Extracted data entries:
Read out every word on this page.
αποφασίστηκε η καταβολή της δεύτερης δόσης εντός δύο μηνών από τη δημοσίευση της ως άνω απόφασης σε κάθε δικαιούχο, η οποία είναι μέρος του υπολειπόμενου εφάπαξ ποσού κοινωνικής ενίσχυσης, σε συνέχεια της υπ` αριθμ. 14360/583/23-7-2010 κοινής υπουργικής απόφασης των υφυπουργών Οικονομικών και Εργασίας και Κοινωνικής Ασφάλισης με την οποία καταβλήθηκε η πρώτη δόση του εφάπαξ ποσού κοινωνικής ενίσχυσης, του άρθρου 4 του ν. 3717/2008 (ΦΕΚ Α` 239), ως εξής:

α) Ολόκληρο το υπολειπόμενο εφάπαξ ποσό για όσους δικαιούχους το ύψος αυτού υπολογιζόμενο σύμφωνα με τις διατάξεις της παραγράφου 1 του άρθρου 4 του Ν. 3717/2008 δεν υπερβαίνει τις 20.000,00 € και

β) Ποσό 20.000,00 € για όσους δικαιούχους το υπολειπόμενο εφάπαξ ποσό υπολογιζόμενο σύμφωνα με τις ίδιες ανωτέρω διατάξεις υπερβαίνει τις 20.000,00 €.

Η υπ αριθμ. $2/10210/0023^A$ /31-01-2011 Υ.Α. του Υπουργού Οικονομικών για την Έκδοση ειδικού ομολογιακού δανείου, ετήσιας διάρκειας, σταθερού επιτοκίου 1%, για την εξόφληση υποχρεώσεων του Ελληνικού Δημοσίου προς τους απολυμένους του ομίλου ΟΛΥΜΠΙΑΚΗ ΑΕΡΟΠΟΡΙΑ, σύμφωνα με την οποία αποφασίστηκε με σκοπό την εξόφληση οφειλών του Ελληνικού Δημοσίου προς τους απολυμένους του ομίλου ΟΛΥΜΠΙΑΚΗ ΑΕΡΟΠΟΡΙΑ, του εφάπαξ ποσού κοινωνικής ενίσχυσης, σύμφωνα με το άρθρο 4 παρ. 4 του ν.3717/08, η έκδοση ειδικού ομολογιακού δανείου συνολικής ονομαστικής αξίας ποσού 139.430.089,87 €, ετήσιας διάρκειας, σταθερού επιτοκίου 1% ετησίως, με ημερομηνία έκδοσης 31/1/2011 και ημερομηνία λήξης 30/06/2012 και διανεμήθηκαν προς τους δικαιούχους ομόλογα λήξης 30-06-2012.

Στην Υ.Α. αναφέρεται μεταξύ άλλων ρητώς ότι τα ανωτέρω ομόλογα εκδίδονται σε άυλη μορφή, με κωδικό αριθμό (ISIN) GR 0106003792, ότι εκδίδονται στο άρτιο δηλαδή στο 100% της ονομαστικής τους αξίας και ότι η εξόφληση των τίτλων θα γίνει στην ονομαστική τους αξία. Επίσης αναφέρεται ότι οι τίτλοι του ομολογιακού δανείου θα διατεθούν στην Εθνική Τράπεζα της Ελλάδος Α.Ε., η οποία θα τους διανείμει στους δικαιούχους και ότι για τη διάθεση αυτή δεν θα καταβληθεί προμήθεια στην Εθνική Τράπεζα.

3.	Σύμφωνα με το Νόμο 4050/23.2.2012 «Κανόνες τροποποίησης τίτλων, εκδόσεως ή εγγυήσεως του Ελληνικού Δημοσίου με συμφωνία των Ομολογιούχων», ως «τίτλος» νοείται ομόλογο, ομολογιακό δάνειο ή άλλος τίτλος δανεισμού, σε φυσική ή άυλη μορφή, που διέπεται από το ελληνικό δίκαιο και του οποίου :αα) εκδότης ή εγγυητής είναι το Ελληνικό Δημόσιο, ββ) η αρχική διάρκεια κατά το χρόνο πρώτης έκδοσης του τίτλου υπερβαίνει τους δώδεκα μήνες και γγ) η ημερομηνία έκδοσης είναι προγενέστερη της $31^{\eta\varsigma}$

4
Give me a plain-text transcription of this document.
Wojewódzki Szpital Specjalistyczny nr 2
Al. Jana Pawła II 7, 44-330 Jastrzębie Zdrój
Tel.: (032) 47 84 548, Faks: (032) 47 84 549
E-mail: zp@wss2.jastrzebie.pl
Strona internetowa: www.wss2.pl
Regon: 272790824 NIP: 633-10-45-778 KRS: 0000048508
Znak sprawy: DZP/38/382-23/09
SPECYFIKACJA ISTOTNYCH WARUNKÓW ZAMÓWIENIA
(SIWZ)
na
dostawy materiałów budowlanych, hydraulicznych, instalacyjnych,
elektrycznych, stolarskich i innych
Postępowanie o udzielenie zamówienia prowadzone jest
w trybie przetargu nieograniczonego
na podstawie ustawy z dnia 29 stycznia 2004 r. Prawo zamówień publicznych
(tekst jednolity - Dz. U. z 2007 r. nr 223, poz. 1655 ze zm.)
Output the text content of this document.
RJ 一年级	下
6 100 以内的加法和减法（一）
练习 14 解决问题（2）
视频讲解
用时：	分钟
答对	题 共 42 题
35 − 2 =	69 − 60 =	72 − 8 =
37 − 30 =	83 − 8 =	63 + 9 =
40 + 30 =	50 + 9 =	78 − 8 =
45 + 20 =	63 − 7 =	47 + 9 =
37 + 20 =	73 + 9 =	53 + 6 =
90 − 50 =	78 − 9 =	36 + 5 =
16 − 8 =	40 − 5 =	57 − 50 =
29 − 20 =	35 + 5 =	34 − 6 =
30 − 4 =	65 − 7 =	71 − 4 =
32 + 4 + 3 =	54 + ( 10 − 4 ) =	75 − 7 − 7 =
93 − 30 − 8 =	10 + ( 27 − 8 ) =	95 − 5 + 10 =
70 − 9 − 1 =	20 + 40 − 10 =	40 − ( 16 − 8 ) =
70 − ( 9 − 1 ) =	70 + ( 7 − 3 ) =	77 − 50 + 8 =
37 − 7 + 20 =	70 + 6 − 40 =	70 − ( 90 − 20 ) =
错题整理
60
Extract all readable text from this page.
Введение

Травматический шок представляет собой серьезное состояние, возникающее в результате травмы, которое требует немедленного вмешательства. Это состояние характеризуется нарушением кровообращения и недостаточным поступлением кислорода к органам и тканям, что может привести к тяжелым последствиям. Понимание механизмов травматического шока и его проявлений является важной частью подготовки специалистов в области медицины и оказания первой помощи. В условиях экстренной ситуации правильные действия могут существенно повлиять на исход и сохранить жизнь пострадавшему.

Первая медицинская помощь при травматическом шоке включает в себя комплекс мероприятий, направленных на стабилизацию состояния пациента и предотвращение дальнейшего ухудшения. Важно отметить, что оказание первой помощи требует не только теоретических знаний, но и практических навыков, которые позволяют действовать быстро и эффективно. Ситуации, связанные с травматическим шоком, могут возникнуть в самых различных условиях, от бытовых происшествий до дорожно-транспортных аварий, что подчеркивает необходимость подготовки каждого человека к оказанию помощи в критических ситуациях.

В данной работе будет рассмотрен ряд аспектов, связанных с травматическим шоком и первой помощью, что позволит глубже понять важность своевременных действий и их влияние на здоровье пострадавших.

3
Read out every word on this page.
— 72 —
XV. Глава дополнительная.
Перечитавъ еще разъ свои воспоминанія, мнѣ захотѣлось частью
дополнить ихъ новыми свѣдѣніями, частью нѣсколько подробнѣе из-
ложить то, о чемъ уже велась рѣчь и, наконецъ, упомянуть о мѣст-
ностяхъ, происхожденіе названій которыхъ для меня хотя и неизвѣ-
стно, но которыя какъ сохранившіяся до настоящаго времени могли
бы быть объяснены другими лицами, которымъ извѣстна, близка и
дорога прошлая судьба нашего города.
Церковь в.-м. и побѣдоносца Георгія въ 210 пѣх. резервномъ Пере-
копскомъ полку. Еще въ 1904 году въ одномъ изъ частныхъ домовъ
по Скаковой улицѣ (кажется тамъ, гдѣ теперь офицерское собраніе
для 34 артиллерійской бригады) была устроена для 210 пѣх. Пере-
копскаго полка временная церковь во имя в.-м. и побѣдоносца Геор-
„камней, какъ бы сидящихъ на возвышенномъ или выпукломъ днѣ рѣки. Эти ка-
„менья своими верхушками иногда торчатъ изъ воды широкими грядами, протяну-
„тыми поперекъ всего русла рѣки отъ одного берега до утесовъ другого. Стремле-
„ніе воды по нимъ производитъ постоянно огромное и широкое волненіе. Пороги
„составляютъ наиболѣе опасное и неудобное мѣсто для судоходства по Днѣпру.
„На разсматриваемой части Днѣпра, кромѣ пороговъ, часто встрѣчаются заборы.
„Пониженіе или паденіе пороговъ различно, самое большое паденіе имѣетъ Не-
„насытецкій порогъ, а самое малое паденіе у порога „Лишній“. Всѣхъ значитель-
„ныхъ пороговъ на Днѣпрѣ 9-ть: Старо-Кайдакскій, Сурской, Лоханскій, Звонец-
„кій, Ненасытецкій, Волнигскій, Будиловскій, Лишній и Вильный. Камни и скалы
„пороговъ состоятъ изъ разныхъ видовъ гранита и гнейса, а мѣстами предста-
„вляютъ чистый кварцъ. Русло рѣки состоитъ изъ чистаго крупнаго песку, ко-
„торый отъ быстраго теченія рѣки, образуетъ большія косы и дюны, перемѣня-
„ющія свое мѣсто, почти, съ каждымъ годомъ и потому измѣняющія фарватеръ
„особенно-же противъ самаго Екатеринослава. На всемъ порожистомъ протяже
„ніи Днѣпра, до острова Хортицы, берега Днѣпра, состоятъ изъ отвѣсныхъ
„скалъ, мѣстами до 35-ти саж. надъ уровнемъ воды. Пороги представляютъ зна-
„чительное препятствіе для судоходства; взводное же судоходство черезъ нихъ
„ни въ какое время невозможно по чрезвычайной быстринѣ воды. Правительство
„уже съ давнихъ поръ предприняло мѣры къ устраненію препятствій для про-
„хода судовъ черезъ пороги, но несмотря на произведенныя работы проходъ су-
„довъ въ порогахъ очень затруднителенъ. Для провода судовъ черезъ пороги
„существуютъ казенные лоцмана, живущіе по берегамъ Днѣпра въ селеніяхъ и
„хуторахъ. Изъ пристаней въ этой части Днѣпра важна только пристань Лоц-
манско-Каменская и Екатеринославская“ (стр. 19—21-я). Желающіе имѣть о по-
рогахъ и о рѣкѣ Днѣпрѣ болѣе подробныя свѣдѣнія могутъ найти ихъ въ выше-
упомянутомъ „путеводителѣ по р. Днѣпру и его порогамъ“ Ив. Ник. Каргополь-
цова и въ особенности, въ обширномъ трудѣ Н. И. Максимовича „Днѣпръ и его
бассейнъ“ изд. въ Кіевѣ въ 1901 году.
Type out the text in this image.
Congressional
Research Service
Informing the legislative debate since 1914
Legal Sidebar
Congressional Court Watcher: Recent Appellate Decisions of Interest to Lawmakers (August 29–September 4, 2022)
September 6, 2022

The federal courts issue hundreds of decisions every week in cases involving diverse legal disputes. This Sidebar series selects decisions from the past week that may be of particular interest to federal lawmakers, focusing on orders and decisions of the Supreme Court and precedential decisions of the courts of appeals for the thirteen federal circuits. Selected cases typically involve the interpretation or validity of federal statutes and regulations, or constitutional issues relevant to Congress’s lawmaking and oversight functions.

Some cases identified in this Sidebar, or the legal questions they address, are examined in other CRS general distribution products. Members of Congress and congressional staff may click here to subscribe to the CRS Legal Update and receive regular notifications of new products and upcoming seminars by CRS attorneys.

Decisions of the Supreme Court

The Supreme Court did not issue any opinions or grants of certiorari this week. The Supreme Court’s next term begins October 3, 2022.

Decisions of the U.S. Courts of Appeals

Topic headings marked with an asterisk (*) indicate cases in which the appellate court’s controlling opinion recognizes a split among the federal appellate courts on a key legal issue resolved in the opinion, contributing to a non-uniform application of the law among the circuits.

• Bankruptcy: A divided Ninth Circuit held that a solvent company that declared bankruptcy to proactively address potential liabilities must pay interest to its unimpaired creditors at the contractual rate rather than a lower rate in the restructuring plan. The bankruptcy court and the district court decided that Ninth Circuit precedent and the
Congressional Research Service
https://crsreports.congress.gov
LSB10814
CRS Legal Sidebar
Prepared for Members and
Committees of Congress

Do this: Count the lines of the material that include the word "какъ", then state only the total.

Expected output: 2